Stated exercise.
Send back the entries below exactly as they appear.

Data for this task.
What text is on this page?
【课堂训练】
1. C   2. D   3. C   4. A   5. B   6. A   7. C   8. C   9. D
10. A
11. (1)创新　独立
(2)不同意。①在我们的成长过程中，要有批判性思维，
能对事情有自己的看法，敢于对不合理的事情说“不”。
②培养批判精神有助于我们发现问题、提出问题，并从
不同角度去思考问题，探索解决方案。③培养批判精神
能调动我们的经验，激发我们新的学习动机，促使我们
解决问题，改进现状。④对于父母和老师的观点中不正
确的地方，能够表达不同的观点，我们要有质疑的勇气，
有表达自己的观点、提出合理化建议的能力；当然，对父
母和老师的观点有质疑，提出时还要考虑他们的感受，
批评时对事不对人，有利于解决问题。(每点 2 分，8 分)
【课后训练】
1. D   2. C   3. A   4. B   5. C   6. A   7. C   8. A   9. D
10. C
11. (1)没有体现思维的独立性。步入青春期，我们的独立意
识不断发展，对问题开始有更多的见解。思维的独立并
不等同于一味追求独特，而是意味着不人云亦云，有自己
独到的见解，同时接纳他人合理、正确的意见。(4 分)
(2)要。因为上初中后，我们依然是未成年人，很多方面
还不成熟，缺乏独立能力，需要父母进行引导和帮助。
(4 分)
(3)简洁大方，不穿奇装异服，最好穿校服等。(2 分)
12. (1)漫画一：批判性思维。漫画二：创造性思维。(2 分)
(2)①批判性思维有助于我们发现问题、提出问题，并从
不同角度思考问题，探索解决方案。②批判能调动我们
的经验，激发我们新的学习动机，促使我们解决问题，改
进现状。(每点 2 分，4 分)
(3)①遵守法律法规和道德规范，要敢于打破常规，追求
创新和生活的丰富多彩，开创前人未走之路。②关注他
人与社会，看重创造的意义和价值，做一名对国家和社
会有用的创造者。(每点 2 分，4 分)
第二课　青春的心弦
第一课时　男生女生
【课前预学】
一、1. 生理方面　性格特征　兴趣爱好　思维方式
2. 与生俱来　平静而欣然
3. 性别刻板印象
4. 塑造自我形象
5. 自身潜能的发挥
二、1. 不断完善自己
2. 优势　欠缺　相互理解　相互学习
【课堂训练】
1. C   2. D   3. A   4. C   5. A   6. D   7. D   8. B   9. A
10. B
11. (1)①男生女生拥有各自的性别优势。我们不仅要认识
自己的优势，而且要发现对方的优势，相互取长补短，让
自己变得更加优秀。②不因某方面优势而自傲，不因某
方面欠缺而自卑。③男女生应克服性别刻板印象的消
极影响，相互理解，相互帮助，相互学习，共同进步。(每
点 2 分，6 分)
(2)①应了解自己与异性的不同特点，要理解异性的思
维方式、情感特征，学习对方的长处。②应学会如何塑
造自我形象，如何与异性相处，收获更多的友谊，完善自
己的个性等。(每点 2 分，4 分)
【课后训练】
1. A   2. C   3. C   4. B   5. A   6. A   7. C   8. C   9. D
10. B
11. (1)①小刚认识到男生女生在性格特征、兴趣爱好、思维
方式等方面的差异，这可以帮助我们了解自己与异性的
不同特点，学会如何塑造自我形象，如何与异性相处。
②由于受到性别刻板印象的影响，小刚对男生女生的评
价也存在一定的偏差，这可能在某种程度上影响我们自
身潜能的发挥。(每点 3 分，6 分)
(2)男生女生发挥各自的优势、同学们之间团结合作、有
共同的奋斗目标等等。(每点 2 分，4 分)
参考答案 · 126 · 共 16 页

Solution to this task.
What text is on this page?
【课堂训练】
1. C   2. D   3. C   4. A   5. B   6. A   7. C   8. C   9. D
10. A
11. (1)创新　独立
(2)不同意。①在我们的成长过程中，要有批判性思维，
能对事情有自己的看法，敢于对不合理的事情说“不”。
②培养批判精神有助于我们发现问题、提出问题，并从
不同角度去思考问题，探索解决方案。③培养批判精神
能调动我们的经验，激发我们新的学习动机，促使我们
解决问题，改进现状。④对于父母和老师的观点中不正
确的地方，能够表达不同的观点，我们要有质疑的勇气，
有表达自己的观点、提出合理化建议的能力；当然，对父
母和老师的观点有质疑，提出时还要考虑他们的感受，
批评时对事不对人，有利于解决问题。(每点 2 分，8 分)
【课后训练】
1. D   2. C   3. A   4. B   5. C   6. A   7. C   8. A   9. D
10. C
11. (1)没有体现思维的独立性。步入青春期，我们的独立意
识不断发展，对问题开始有更多的见解。思维的独立并
不等同于一味追求独特，而是意味着不人云亦云，有自己
独到的见解，同时接纳他人合理、正确的意见。(4 分)
(2)要。因为上初中后，我们依然是未成年人，很多方面
还不成熟，缺乏独立能力，需要父母进行引导和帮助。
(4 分)
(3)简洁大方，不穿奇装异服，最好穿校服等。(2 分)
12. (1)漫画一：批判性思维。漫画二：创造性思维。(2 分)
(2)①批判性思维有助于我们发现问题、提出问题，并从
不同角度思考问题，探索解决方案。②批判能调动我们
的经验，激发我们新的学习动机，促使我们解决问题，改
进现状。(每点 2 分，4 分)
(3)①遵守法律法规和道德规范，要敢于打破常规，追求
创新和生活的丰富多彩，开创前人未走之路。②关注他
人与社会，看重创造的意义和价值，做一名对国家和社
会有用的创造者。(每点 2 分，4 分)
第二课　青春的心弦
第一课时　男生女生
【课前预学】
一、1. 生理方面　性格特征　兴趣爱好　思维方式
2. 与生俱来　平静而欣然
3. 性别刻板印象
4. 塑造自我形象
5. 自身潜能的发挥
二、1. 不断完善自己
2. 优势　欠缺　相互理解　相互学习
【课堂训练】
1. C   2. D   3. A   4. C   5. A   6. D   7. D   8. B   9. A
10. B
11. (1)①男生女生拥有各自的性别优势。我们不仅要认识
自己的优势，而且要发现对方的优势，相互取长补短，让
自己变得更加优秀。②不因某方面优势而自傲，不因某
方面欠缺而自卑。③男女生应克服性别刻板印象的消
极影响，相互理解，相互帮助，相互学习，共同进步。(每
点 2 分，6 分)
(2)①应了解自己与异性的不同特点，要理解异性的思
维方式、情感特征，学习对方的长处。②应学会如何塑
造自我形象，如何与异性相处，收获更多的友谊，完善自
己的个性等。(每点 2 分，4 分)
【课后训练】
1. A   2. C   3. C   4. B   5. A   6. A   7. C   8. C   9. D
10. B
11. (1)①小刚认识到男生女生在性格特征、兴趣爱好、思维
方式等方面的差异，这可以帮助我们了解自己与异性的
不同特点，学会如何塑造自我形象，如何与异性相处。
②由于受到性别刻板印象的影响，小刚对男生女生的评
价也存在一定的偏差，这可能在某种程度上影响我们自
身潜能的发挥。(每点 3 分，6 分)
(2)男生女生发挥各自的优势、同学们之间团结合作、有
共同的奋斗目标等等。(每点 2 分，4 分)
参考答案 · 126 · 共 16 页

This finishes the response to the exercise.